Objective
Copy out the listing that follows, exactly, without its pictures.

Material supplied
※
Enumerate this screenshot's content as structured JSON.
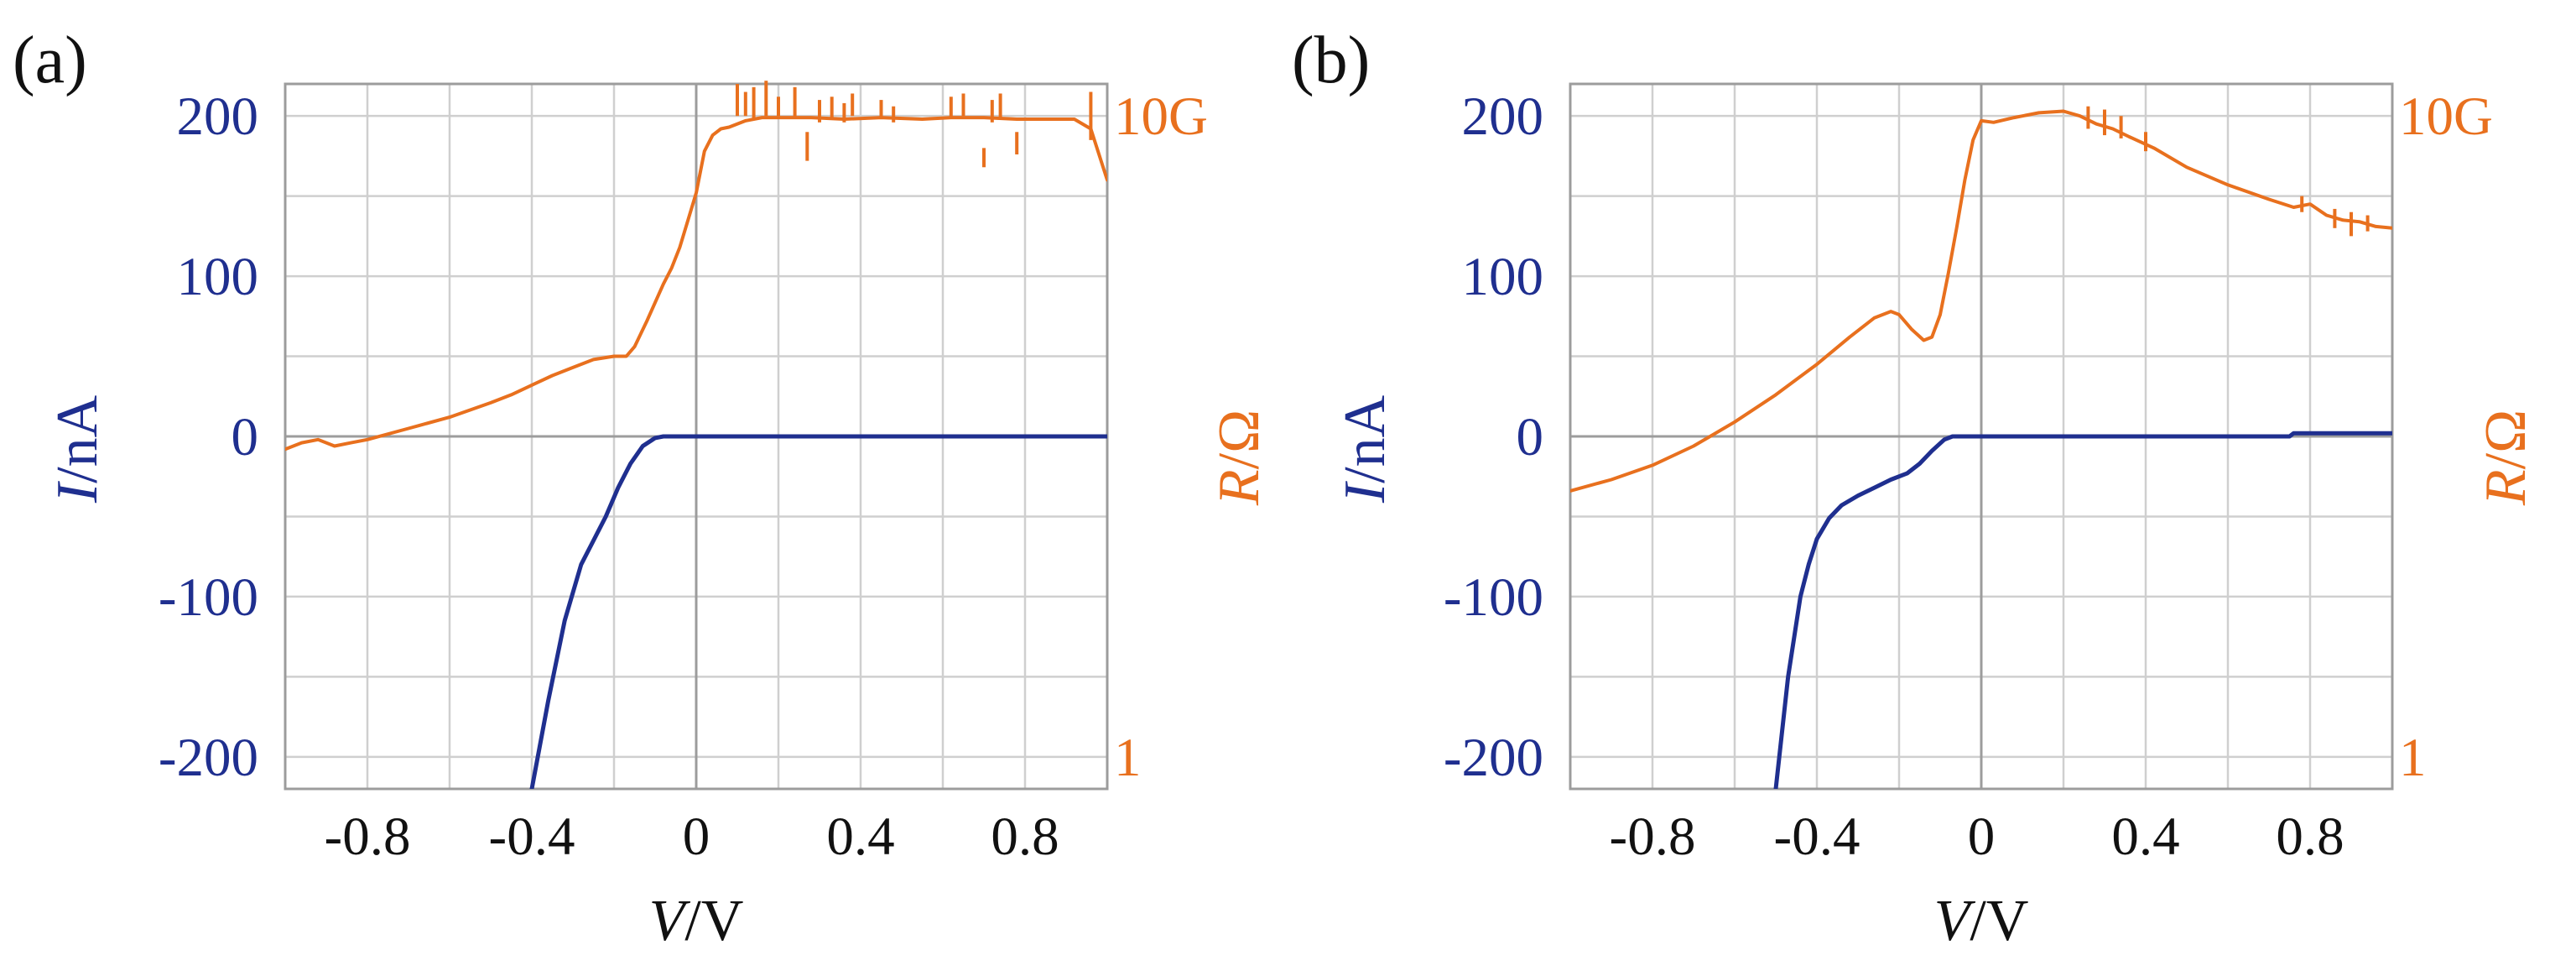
{
  "colors": {
    "current": "#1f2f8f",
    "resistance": "#e8701e",
    "grid": "#cfcfcf",
    "text": "#111111"
  },
  "chart_data": [
    {
      "type": "line",
      "panel_label": "(a)",
      "xlabel_italic": "V",
      "xlabel_unit": "/V",
      "ylabel_left_italic": "I",
      "ylabel_left_unit": "/nA",
      "ylabel_right_italic": "R",
      "ylabel_right_unit": "/Ω",
      "xlim": [
        -1.0,
        1.0
      ],
      "ylim_left": [
        -220,
        220
      ],
      "ylim_right_labels": {
        "top": "10G",
        "bottom": "1"
      },
      "x_ticks": [
        "-0.8",
        "-0.4",
        "0",
        "0.4",
        "0.8"
      ],
      "x_tick_values": [
        -0.8,
        -0.4,
        0,
        0.4,
        0.8
      ],
      "y_ticks_left": [
        "200",
        "100",
        "0",
        "-100",
        "-200"
      ],
      "y_tick_values_left": [
        200,
        100,
        0,
        -100,
        -200
      ],
      "grid": true,
      "series": [
        {
          "name": "I",
          "axis": "left",
          "x": [
            -0.4,
            -0.36,
            -0.32,
            -0.28,
            -0.25,
            -0.22,
            -0.19,
            -0.16,
            -0.13,
            -0.1,
            -0.08,
            -0.06,
            -0.04,
            0.0,
            0.5,
            1.0
          ],
          "y": [
            -220,
            -165,
            -115,
            -80,
            -65,
            -50,
            -32,
            -17,
            -6,
            -1,
            0,
            0,
            0,
            0,
            0,
            0
          ]
        },
        {
          "name": "R",
          "axis": "right_scaled",
          "x": [
            -1.0,
            -0.96,
            -0.92,
            -0.88,
            -0.84,
            -0.8,
            -0.7,
            -0.6,
            -0.5,
            -0.45,
            -0.4,
            -0.35,
            -0.3,
            -0.25,
            -0.2,
            -0.17,
            -0.15,
            -0.12,
            -0.08,
            -0.06,
            -0.04,
            -0.02,
            0.0,
            0.02,
            0.04,
            0.06,
            0.08,
            0.12,
            0.16,
            0.2,
            0.28,
            0.36,
            0.45,
            0.55,
            0.62,
            0.7,
            0.78,
            0.85,
            0.92,
            0.96,
            1.0
          ],
          "y": [
            -8,
            -4,
            -2,
            -6,
            -4,
            -2,
            5,
            12,
            21,
            26,
            32,
            38,
            43,
            48,
            50,
            50,
            56,
            72,
            95,
            105,
            118,
            135,
            152,
            178,
            188,
            192,
            193,
            197,
            199,
            199,
            199,
            198,
            199,
            198,
            199,
            199,
            198,
            198,
            198,
            192,
            160
          ]
        },
        {
          "name": "R-spikes",
          "axis": "right_scaled",
          "x": [
            0.1,
            0.12,
            0.14,
            0.17,
            0.2,
            0.24,
            0.27,
            0.3,
            0.33,
            0.36,
            0.38,
            0.45,
            0.48,
            0.62,
            0.65,
            0.7,
            0.72,
            0.74,
            0.78,
            0.96
          ],
          "y": [
            [
              200,
              220
            ],
            [
              200,
              215
            ],
            [
              198,
              218
            ],
            [
              200,
              222
            ],
            [
              200,
              212
            ],
            [
              198,
              218
            ],
            [
              190,
              172
            ],
            [
              196,
              210
            ],
            [
              198,
              212
            ],
            [
              196,
              208
            ],
            [
              200,
              214
            ],
            [
              198,
              210
            ],
            [
              196,
              206
            ],
            [
              198,
              212
            ],
            [
              200,
              214
            ],
            [
              180,
              168
            ],
            [
              196,
              210
            ],
            [
              198,
              214
            ],
            [
              190,
              176
            ],
            [
              185,
              215
            ]
          ]
        }
      ]
    },
    {
      "type": "line",
      "panel_label": "(b)",
      "xlabel_italic": "V",
      "xlabel_unit": "/V",
      "ylabel_left_italic": "I",
      "ylabel_left_unit": "/nA",
      "ylabel_right_italic": "R",
      "ylabel_right_unit": "/Ω",
      "xlim": [
        -1.0,
        1.0
      ],
      "ylim_left": [
        -220,
        220
      ],
      "ylim_right_labels": {
        "top": "10G",
        "bottom": "1"
      },
      "x_ticks": [
        "-0.8",
        "-0.4",
        "0",
        "0.4",
        "0.8"
      ],
      "x_tick_values": [
        -0.8,
        -0.4,
        0,
        0.4,
        0.8
      ],
      "y_ticks_left": [
        "200",
        "100",
        "0",
        "-100",
        "-200"
      ],
      "y_tick_values_left": [
        200,
        100,
        0,
        -100,
        -200
      ],
      "grid": true,
      "series": [
        {
          "name": "I",
          "axis": "left",
          "x": [
            -0.5,
            -0.47,
            -0.44,
            -0.42,
            -0.4,
            -0.37,
            -0.34,
            -0.3,
            -0.26,
            -0.22,
            -0.18,
            -0.15,
            -0.12,
            -0.09,
            -0.07,
            -0.05,
            0.0,
            0.5,
            0.75,
            0.76,
            1.0
          ],
          "y": [
            -220,
            -150,
            -100,
            -80,
            -64,
            -51,
            -43,
            -37,
            -32,
            -27,
            -23,
            -17,
            -9,
            -2,
            0,
            0,
            0,
            0,
            0,
            2,
            2
          ]
        },
        {
          "name": "R",
          "axis": "right_scaled",
          "x": [
            -1.0,
            -0.9,
            -0.8,
            -0.7,
            -0.6,
            -0.5,
            -0.4,
            -0.32,
            -0.26,
            -0.22,
            -0.2,
            -0.17,
            -0.14,
            -0.12,
            -0.1,
            -0.08,
            -0.06,
            -0.04,
            -0.02,
            0.0,
            0.03,
            0.08,
            0.14,
            0.2,
            0.24,
            0.28,
            0.32,
            0.36,
            0.42,
            0.5,
            0.6,
            0.7,
            0.76,
            0.8,
            0.84,
            0.88,
            0.92,
            0.96,
            1.0
          ],
          "y": [
            -34,
            -27,
            -18,
            -6,
            9,
            26,
            45,
            62,
            74,
            78,
            76,
            67,
            60,
            62,
            76,
            102,
            130,
            160,
            185,
            197,
            196,
            199,
            202,
            203,
            200,
            195,
            192,
            187,
            180,
            168,
            157,
            148,
            143,
            145,
            138,
            135,
            134,
            131,
            130
          ]
        },
        {
          "name": "R-spikes",
          "axis": "right_scaled",
          "x": [
            0.26,
            0.3,
            0.34,
            0.4,
            0.78,
            0.86,
            0.9,
            0.94
          ],
          "y": [
            [
              192,
              206
            ],
            [
              188,
              204
            ],
            [
              186,
              200
            ],
            [
              178,
              190
            ],
            [
              140,
              150
            ],
            [
              130,
              142
            ],
            [
              125,
              140
            ],
            [
              128,
              138
            ]
          ]
        }
      ]
    }
  ]
}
※
Output
Enumerate this screenshot's content as structured JSON.
{
  "colors": {
    "current": "#1f2f8f",
    "resistance": "#e8701e",
    "grid": "#cfcfcf",
    "text": "#111111"
  },
  "chart_data": [
    {
      "type": "line",
      "panel_label": "(a)",
      "xlabel_italic": "V",
      "xlabel_unit": "/V",
      "ylabel_left_italic": "I",
      "ylabel_left_unit": "/nA",
      "ylabel_right_italic": "R",
      "ylabel_right_unit": "/Ω",
      "xlim": [
        -1.0,
        1.0
      ],
      "ylim_left": [
        -220,
        220
      ],
      "ylim_right_labels": {
        "top": "10G",
        "bottom": "1"
      },
      "x_ticks": [
        "-0.8",
        "-0.4",
        "0",
        "0.4",
        "0.8"
      ],
      "x_tick_values": [
        -0.8,
        -0.4,
        0,
        0.4,
        0.8
      ],
      "y_ticks_left": [
        "200",
        "100",
        "0",
        "-100",
        "-200"
      ],
      "y_tick_values_left": [
        200,
        100,
        0,
        -100,
        -200
      ],
      "grid": true,
      "series": [
        {
          "name": "I",
          "axis": "left",
          "x": [
            -0.4,
            -0.36,
            -0.32,
            -0.28,
            -0.25,
            -0.22,
            -0.19,
            -0.16,
            -0.13,
            -0.1,
            -0.08,
            -0.06,
            -0.04,
            0.0,
            0.5,
            1.0
          ],
          "y": [
            -220,
            -165,
            -115,
            -80,
            -65,
            -50,
            -32,
            -17,
            -6,
            -1,
            0,
            0,
            0,
            0,
            0,
            0
          ]
        },
        {
          "name": "R",
          "axis": "right_scaled",
          "x": [
            -1.0,
            -0.96,
            -0.92,
            -0.88,
            -0.84,
            -0.8,
            -0.7,
            -0.6,
            -0.5,
            -0.45,
            -0.4,
            -0.35,
            -0.3,
            -0.25,
            -0.2,
            -0.17,
            -0.15,
            -0.12,
            -0.08,
            -0.06,
            -0.04,
            -0.02,
            0.0,
            0.02,
            0.04,
            0.06,
            0.08,
            0.12,
            0.16,
            0.2,
            0.28,
            0.36,
            0.45,
            0.55,
            0.62,
            0.7,
            0.78,
            0.85,
            0.92,
            0.96,
            1.0
          ],
          "y": [
            -8,
            -4,
            -2,
            -6,
            -4,
            -2,
            5,
            12,
            21,
            26,
            32,
            38,
            43,
            48,
            50,
            50,
            56,
            72,
            95,
            105,
            118,
            135,
            152,
            178,
            188,
            192,
            193,
            197,
            199,
            199,
            199,
            198,
            199,
            198,
            199,
            199,
            198,
            198,
            198,
            192,
            160
          ]
        },
        {
          "name": "R-spikes",
          "axis": "right_scaled",
          "x": [
            0.1,
            0.12,
            0.14,
            0.17,
            0.2,
            0.24,
            0.27,
            0.3,
            0.33,
            0.36,
            0.38,
            0.45,
            0.48,
            0.62,
            0.65,
            0.7,
            0.72,
            0.74,
            0.78,
            0.96
          ],
          "y": [
            [
              200,
              220
            ],
            [
              200,
              215
            ],
            [
              198,
              218
            ],
            [
              200,
              222
            ],
            [
              200,
              212
            ],
            [
              198,
              218
            ],
            [
              190,
              172
            ],
            [
              196,
              210
            ],
            [
              198,
              212
            ],
            [
              196,
              208
            ],
            [
              200,
              214
            ],
            [
              198,
              210
            ],
            [
              196,
              206
            ],
            [
              198,
              212
            ],
            [
              200,
              214
            ],
            [
              180,
              168
            ],
            [
              196,
              210
            ],
            [
              198,
              214
            ],
            [
              190,
              176
            ],
            [
              185,
              215
            ]
          ]
        }
      ]
    },
    {
      "type": "line",
      "panel_label": "(b)",
      "xlabel_italic": "V",
      "xlabel_unit": "/V",
      "ylabel_left_italic": "I",
      "ylabel_left_unit": "/nA",
      "ylabel_right_italic": "R",
      "ylabel_right_unit": "/Ω",
      "xlim": [
        -1.0,
        1.0
      ],
      "ylim_left": [
        -220,
        220
      ],
      "ylim_right_labels": {
        "top": "10G",
        "bottom": "1"
      },
      "x_ticks": [
        "-0.8",
        "-0.4",
        "0",
        "0.4",
        "0.8"
      ],
      "x_tick_values": [
        -0.8,
        -0.4,
        0,
        0.4,
        0.8
      ],
      "y_ticks_left": [
        "200",
        "100",
        "0",
        "-100",
        "-200"
      ],
      "y_tick_values_left": [
        200,
        100,
        0,
        -100,
        -200
      ],
      "grid": true,
      "series": [
        {
          "name": "I",
          "axis": "left",
          "x": [
            -0.5,
            -0.47,
            -0.44,
            -0.42,
            -0.4,
            -0.37,
            -0.34,
            -0.3,
            -0.26,
            -0.22,
            -0.18,
            -0.15,
            -0.12,
            -0.09,
            -0.07,
            -0.05,
            0.0,
            0.5,
            0.75,
            0.76,
            1.0
          ],
          "y": [
            -220,
            -150,
            -100,
            -80,
            -64,
            -51,
            -43,
            -37,
            -32,
            -27,
            -23,
            -17,
            -9,
            -2,
            0,
            0,
            0,
            0,
            0,
            2,
            2
          ]
        },
        {
          "name": "R",
          "axis": "right_scaled",
          "x": [
            -1.0,
            -0.9,
            -0.8,
            -0.7,
            -0.6,
            -0.5,
            -0.4,
            -0.32,
            -0.26,
            -0.22,
            -0.2,
            -0.17,
            -0.14,
            -0.12,
            -0.1,
            -0.08,
            -0.06,
            -0.04,
            -0.02,
            0.0,
            0.03,
            0.08,
            0.14,
            0.2,
            0.24,
            0.28,
            0.32,
            0.36,
            0.42,
            0.5,
            0.6,
            0.7,
            0.76,
            0.8,
            0.84,
            0.88,
            0.92,
            0.96,
            1.0
          ],
          "y": [
            -34,
            -27,
            -18,
            -6,
            9,
            26,
            45,
            62,
            74,
            78,
            76,
            67,
            60,
            62,
            76,
            102,
            130,
            160,
            185,
            197,
            196,
            199,
            202,
            203,
            200,
            195,
            192,
            187,
            180,
            168,
            157,
            148,
            143,
            145,
            138,
            135,
            134,
            131,
            130
          ]
        },
        {
          "name": "R-spikes",
          "axis": "right_scaled",
          "x": [
            0.26,
            0.3,
            0.34,
            0.4,
            0.78,
            0.86,
            0.9,
            0.94
          ],
          "y": [
            [
              192,
              206
            ],
            [
              188,
              204
            ],
            [
              186,
              200
            ],
            [
              178,
              190
            ],
            [
              140,
              150
            ],
            [
              130,
              142
            ],
            [
              125,
              140
            ],
            [
              128,
              138
            ]
          ]
        }
      ]
    }
  ]
}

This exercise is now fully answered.